▸ **Exercise prompt**: Gather up the lines with the word "from" in them.
#### Given data ####
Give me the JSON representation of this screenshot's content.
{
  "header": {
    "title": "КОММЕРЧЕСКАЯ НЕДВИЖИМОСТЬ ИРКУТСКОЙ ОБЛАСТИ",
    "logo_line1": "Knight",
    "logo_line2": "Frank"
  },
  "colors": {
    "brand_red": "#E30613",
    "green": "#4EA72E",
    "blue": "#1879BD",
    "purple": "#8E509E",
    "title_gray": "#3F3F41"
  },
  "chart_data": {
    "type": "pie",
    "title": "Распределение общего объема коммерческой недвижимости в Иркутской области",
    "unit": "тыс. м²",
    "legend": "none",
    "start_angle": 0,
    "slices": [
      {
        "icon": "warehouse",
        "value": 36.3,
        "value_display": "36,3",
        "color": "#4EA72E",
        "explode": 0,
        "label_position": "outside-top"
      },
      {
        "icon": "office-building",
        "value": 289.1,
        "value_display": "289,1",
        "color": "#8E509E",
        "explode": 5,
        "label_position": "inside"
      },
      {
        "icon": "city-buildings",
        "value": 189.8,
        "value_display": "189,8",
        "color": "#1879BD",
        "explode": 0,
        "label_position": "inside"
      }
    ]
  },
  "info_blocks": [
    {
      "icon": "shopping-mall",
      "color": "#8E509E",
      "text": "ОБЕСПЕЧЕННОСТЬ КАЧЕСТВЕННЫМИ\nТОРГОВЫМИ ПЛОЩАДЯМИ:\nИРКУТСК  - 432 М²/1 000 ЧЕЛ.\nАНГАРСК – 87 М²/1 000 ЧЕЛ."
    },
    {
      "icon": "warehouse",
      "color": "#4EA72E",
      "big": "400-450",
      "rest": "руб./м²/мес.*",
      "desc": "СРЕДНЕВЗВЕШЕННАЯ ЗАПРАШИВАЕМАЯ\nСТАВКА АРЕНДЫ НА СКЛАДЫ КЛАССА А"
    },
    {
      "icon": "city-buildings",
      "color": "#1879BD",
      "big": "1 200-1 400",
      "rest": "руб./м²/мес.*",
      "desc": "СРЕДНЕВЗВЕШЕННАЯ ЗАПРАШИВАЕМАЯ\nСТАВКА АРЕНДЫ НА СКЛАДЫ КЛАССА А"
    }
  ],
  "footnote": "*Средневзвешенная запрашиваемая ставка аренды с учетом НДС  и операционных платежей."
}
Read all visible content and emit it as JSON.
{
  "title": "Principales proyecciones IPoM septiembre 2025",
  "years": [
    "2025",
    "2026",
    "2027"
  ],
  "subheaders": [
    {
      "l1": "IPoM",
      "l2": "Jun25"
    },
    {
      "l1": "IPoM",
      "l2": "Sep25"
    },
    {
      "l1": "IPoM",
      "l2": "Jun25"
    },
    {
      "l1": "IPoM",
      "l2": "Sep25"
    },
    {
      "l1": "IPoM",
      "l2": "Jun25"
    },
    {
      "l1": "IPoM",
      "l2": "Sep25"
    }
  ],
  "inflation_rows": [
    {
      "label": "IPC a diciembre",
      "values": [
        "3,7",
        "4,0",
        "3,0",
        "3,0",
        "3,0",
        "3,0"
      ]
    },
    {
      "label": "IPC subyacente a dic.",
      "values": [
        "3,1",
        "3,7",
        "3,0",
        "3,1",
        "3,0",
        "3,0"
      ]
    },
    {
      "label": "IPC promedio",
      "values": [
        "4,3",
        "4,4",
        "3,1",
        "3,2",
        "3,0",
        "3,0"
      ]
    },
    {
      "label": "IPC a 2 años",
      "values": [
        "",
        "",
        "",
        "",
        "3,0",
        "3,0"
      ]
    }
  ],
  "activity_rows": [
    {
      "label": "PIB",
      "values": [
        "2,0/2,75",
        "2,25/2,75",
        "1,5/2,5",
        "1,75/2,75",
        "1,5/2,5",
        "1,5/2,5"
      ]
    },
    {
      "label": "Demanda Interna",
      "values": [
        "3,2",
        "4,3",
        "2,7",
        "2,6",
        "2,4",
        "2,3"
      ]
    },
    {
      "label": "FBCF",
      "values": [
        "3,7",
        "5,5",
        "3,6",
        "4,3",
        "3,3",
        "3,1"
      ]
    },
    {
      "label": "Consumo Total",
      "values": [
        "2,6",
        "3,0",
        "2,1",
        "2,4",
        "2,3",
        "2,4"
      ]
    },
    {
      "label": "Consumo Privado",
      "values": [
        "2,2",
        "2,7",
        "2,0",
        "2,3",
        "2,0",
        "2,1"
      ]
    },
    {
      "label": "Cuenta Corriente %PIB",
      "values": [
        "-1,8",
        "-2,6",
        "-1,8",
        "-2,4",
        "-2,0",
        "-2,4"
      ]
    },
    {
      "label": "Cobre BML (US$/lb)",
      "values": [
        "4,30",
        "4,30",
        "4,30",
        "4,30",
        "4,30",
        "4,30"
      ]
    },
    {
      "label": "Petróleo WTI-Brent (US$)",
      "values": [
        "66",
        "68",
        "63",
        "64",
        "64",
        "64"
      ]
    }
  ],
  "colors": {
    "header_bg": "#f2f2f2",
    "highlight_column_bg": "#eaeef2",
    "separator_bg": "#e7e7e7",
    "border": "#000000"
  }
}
####
#### Given data ####
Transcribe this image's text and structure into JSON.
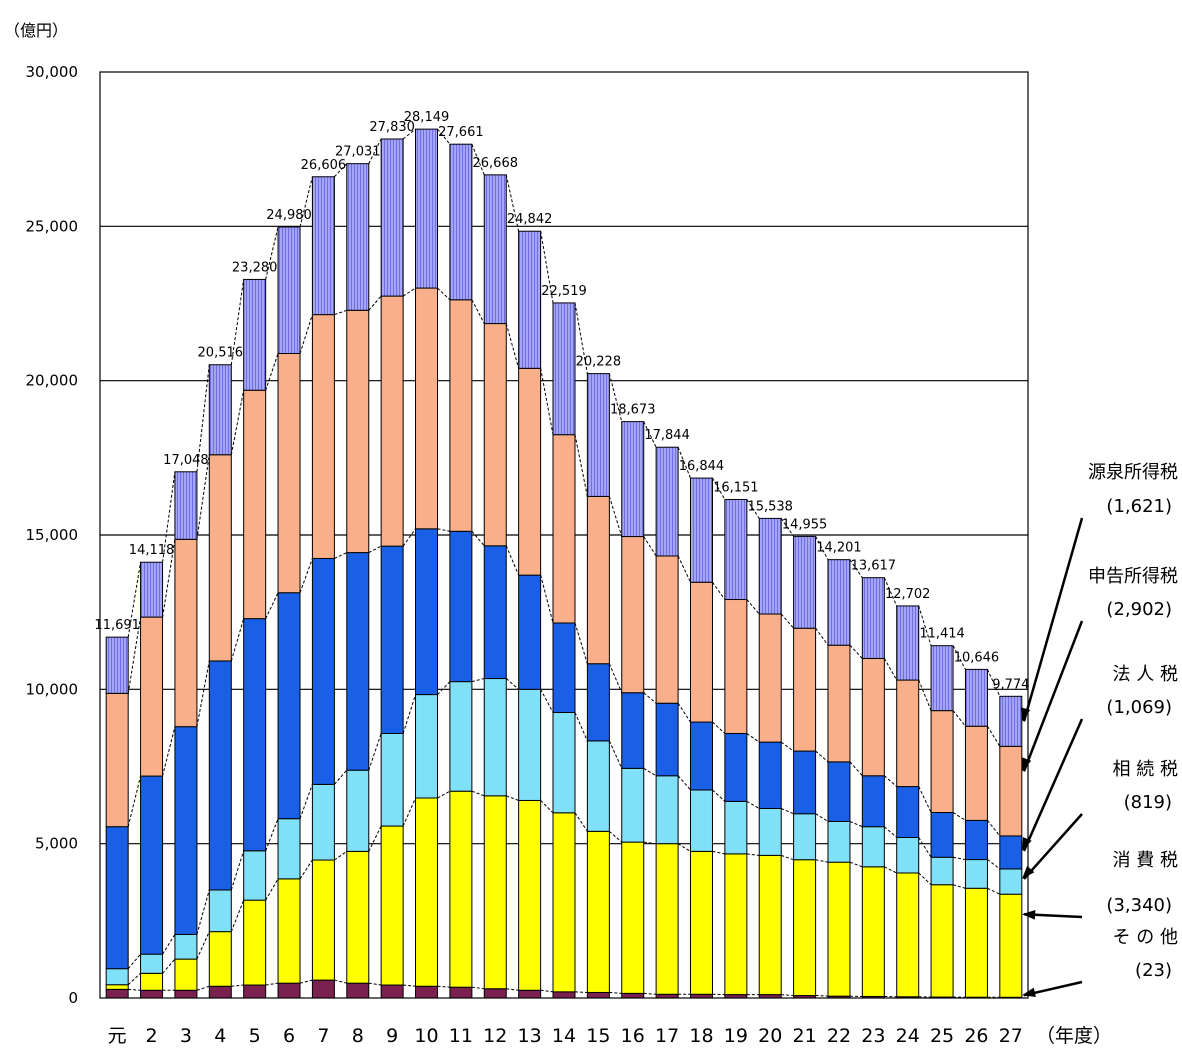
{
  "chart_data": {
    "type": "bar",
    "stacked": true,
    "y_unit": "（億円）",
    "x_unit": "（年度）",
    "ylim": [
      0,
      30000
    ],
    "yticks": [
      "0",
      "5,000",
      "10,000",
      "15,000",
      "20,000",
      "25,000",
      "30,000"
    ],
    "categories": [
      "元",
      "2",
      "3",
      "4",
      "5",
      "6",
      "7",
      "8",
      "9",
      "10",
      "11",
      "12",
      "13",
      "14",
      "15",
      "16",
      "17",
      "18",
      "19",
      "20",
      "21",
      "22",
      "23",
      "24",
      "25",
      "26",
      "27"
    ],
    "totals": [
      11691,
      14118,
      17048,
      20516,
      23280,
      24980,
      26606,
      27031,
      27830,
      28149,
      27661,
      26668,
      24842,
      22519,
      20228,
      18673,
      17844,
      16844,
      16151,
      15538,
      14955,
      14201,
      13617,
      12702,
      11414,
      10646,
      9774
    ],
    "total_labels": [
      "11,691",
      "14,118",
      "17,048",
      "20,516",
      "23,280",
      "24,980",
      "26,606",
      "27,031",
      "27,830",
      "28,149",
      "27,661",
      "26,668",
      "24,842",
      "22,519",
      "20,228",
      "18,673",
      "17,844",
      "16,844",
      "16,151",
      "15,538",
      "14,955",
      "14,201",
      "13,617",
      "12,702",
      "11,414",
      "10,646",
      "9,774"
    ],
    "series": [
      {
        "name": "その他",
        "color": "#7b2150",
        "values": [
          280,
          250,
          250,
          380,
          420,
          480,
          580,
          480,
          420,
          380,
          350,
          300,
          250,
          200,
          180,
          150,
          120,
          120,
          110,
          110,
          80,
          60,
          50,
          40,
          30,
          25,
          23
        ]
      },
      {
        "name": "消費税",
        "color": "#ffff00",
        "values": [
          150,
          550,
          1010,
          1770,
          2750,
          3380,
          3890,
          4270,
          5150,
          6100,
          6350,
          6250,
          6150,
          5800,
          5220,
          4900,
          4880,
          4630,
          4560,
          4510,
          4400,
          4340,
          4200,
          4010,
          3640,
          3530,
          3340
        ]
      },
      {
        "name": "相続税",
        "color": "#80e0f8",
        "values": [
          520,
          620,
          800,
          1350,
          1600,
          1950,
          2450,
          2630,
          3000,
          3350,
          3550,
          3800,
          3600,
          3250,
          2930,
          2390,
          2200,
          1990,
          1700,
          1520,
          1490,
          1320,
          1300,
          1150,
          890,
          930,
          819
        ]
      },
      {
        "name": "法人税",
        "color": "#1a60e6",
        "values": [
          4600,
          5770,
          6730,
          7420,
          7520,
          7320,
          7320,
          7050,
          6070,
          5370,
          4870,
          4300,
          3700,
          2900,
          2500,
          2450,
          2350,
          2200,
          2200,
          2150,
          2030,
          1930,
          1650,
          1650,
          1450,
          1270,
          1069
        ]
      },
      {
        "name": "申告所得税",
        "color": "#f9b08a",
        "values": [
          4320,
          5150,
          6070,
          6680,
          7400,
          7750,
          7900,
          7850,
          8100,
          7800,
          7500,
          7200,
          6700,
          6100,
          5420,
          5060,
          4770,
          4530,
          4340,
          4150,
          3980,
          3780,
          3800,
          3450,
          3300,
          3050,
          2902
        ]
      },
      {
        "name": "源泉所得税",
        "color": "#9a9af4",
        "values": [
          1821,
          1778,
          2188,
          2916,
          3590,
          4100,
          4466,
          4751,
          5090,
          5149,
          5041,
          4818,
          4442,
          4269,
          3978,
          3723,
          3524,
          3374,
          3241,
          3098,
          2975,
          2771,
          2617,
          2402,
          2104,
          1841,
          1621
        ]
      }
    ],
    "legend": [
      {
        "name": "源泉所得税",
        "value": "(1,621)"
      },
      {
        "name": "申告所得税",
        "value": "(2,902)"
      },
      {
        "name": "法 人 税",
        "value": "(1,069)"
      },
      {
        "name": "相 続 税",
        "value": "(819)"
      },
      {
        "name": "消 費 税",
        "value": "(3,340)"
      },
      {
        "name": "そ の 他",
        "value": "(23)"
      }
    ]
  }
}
####
#### Given data ####
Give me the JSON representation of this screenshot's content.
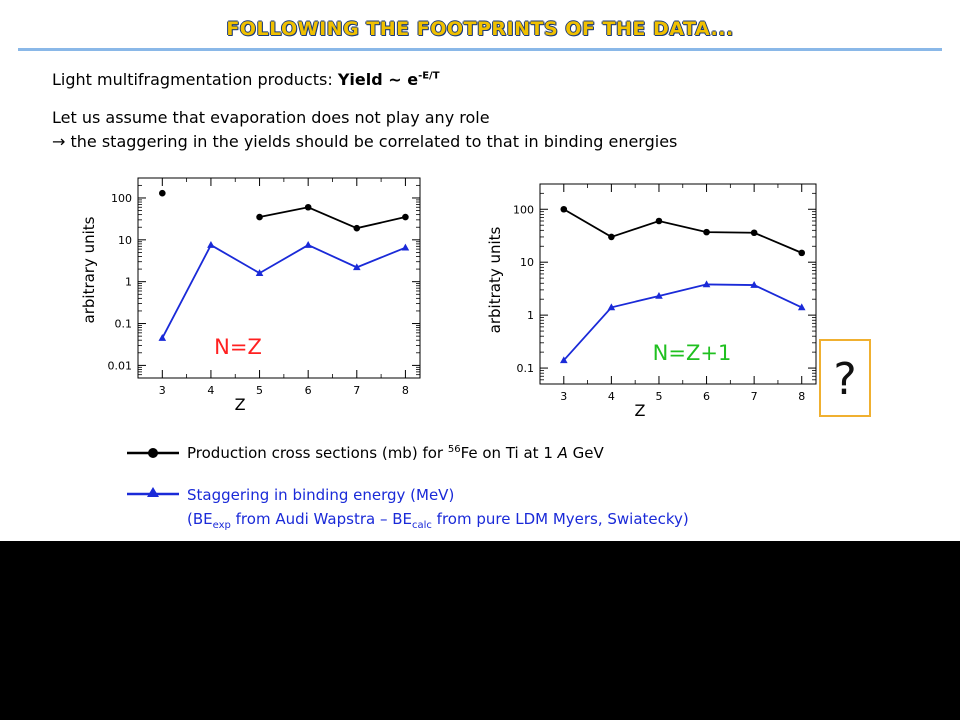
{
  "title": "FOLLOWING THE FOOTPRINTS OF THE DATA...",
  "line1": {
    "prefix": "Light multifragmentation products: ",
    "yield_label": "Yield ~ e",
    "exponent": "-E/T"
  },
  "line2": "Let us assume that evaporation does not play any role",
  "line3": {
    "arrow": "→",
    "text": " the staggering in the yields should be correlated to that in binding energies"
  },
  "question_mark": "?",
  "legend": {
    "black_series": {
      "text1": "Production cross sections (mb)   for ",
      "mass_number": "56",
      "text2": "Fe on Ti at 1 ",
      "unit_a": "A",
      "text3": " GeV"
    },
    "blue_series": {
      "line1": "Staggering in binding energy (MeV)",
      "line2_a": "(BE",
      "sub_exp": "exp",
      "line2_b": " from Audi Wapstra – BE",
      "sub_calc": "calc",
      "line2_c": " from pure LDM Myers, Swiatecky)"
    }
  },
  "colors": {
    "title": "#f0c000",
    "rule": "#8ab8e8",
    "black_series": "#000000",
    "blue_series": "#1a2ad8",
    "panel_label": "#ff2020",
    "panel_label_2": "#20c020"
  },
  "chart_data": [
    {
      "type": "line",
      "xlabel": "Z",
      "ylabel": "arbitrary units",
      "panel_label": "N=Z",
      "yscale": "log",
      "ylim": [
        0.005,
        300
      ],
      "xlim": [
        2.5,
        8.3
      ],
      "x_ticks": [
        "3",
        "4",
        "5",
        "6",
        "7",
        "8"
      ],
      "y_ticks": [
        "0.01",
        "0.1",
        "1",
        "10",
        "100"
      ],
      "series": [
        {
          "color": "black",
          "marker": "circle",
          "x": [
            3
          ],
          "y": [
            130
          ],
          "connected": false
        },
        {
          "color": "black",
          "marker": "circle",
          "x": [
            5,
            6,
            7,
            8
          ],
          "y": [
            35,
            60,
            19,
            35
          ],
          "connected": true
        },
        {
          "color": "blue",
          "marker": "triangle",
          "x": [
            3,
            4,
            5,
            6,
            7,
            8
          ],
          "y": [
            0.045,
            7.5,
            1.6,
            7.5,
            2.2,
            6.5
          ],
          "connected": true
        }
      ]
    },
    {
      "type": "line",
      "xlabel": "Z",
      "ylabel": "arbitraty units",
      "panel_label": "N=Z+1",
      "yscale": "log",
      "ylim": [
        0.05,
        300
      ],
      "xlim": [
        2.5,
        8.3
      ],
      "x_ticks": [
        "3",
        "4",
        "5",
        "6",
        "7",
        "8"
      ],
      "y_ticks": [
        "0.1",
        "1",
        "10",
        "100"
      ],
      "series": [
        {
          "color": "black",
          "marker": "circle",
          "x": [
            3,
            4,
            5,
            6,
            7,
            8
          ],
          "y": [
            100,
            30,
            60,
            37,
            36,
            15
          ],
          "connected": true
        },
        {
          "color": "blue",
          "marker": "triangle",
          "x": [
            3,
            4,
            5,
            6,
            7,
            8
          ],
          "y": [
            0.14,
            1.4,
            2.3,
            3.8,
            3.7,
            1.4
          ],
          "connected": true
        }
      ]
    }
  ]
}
####
▸ **Task response**:
      "line2_b": " from Audi Wapstra – BE",
      "line2_c": " from pure LDM Myers, Swiatecky)"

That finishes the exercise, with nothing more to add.